◆ What you will do ◆
Lines that hold the word "name" should be located and copied.

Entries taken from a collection
+ + + +

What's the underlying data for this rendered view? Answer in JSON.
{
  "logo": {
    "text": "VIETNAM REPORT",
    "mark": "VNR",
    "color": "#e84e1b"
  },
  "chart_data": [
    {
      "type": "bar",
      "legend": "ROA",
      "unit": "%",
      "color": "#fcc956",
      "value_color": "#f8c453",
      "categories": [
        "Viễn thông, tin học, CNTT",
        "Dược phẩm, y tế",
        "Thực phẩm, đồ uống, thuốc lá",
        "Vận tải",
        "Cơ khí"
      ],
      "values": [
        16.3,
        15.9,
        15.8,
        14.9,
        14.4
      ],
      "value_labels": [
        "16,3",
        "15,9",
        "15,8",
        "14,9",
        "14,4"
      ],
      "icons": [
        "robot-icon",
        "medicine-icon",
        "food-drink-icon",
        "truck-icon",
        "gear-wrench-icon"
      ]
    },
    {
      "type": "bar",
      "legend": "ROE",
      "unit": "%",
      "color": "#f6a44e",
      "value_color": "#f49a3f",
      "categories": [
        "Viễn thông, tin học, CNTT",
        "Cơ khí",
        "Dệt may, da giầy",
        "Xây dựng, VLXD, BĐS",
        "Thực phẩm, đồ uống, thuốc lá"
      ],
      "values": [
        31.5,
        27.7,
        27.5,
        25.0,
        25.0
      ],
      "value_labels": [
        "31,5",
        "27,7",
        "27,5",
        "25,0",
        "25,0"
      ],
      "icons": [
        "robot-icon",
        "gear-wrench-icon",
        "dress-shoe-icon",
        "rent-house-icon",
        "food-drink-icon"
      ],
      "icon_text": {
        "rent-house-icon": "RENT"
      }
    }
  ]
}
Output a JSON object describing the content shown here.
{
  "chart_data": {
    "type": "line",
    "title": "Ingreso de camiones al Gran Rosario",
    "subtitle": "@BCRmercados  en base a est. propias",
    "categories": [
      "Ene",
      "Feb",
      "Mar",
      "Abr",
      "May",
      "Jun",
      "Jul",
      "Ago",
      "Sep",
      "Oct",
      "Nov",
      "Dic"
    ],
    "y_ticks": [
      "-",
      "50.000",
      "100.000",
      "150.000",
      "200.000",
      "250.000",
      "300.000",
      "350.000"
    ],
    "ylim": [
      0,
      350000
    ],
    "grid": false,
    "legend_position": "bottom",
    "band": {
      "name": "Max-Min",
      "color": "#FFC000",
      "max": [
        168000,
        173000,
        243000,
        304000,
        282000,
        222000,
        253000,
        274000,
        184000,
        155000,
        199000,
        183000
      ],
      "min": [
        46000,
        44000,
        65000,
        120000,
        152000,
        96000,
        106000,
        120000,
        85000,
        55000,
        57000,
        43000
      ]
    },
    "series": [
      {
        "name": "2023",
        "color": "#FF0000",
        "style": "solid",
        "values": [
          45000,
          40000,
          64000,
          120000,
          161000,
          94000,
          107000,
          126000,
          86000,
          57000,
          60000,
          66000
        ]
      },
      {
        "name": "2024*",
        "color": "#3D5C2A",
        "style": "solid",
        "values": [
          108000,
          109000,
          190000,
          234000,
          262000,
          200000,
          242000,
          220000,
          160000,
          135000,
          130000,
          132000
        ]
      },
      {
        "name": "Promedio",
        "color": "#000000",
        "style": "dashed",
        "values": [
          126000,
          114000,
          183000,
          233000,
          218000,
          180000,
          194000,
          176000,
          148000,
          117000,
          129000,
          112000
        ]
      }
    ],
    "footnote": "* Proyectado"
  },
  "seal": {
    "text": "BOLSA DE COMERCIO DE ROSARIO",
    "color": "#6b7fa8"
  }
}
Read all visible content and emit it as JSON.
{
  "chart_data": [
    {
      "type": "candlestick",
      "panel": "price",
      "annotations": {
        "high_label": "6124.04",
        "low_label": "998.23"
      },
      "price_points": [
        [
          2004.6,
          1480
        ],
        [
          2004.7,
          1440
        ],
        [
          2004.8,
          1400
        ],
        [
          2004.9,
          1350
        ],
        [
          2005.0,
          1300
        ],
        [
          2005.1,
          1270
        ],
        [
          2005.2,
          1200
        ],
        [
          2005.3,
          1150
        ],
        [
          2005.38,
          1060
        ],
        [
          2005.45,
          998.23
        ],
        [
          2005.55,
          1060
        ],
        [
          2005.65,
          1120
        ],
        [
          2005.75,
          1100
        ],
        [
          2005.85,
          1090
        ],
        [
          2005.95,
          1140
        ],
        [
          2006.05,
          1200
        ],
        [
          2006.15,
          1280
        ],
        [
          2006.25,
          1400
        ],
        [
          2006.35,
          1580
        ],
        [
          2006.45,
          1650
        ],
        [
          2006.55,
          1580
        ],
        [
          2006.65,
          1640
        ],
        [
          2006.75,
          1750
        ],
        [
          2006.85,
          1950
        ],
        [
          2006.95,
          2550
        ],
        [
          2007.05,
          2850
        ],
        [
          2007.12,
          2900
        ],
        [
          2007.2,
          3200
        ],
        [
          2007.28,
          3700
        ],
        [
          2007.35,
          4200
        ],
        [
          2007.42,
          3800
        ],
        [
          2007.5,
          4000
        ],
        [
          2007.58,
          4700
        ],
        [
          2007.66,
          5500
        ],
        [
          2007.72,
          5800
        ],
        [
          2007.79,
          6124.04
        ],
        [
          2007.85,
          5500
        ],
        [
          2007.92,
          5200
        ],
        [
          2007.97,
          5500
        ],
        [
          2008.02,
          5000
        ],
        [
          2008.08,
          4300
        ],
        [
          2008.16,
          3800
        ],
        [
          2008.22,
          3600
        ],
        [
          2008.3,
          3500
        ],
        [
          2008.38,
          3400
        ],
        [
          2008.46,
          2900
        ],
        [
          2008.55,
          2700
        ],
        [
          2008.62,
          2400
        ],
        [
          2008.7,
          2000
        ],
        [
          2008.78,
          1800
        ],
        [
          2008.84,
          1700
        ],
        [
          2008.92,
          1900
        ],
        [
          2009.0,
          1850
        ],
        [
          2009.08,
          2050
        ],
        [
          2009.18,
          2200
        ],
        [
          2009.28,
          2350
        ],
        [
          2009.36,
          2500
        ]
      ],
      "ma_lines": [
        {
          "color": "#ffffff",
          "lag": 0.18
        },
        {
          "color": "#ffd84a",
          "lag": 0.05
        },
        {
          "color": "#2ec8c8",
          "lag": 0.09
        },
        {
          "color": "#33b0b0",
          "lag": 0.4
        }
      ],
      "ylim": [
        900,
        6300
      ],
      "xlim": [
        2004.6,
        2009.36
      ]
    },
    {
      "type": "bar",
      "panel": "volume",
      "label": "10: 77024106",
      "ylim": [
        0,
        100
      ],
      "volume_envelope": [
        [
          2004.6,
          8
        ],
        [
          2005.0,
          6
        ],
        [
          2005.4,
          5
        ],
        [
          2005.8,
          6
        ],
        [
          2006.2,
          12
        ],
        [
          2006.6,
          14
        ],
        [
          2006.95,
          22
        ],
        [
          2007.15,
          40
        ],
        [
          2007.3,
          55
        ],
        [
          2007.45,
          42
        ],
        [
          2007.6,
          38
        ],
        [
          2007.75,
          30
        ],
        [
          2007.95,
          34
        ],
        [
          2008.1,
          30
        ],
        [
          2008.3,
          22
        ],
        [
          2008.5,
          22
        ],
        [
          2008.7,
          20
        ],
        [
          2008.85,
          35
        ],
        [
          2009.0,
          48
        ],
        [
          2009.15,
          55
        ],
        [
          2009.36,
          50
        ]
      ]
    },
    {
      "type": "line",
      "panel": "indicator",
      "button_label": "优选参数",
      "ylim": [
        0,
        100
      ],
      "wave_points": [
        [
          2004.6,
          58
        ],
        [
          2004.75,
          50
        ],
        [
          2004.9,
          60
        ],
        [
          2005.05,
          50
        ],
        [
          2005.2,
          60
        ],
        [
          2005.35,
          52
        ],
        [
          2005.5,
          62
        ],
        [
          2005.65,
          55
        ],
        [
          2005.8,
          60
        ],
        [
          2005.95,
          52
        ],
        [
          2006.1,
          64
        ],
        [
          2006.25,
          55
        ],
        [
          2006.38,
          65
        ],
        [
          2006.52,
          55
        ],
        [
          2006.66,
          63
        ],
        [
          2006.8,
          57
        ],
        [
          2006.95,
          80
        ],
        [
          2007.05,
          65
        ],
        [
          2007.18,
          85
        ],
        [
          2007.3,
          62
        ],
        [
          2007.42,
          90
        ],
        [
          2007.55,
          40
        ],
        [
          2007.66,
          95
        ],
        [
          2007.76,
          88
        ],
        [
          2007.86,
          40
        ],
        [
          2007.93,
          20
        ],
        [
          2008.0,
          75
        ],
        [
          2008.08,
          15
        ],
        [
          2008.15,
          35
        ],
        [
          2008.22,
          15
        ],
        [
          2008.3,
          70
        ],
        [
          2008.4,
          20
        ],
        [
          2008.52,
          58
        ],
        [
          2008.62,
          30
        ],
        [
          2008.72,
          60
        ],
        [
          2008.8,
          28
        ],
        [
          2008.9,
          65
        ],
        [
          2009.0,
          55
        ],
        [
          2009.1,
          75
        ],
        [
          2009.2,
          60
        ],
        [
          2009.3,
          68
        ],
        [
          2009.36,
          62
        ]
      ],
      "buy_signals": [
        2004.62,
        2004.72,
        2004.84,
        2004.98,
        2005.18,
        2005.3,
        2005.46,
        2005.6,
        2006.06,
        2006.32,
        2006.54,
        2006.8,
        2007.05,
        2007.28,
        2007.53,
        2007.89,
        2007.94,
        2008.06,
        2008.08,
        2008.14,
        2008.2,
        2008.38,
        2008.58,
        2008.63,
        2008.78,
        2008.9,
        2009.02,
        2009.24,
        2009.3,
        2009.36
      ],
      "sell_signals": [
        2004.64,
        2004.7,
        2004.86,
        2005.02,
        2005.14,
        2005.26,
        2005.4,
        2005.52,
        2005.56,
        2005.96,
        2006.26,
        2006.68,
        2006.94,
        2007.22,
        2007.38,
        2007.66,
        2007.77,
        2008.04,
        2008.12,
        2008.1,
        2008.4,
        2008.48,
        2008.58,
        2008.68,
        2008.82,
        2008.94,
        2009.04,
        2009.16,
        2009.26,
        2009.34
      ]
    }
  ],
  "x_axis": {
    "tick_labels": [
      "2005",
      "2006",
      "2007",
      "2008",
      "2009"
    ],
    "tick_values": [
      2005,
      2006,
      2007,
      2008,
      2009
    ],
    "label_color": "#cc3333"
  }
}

+ + + +

◆ Problem solution ◆
      "name": "Max-Min",
        "name": "2023",
        "name": "2024*",
        "name": "Promedio",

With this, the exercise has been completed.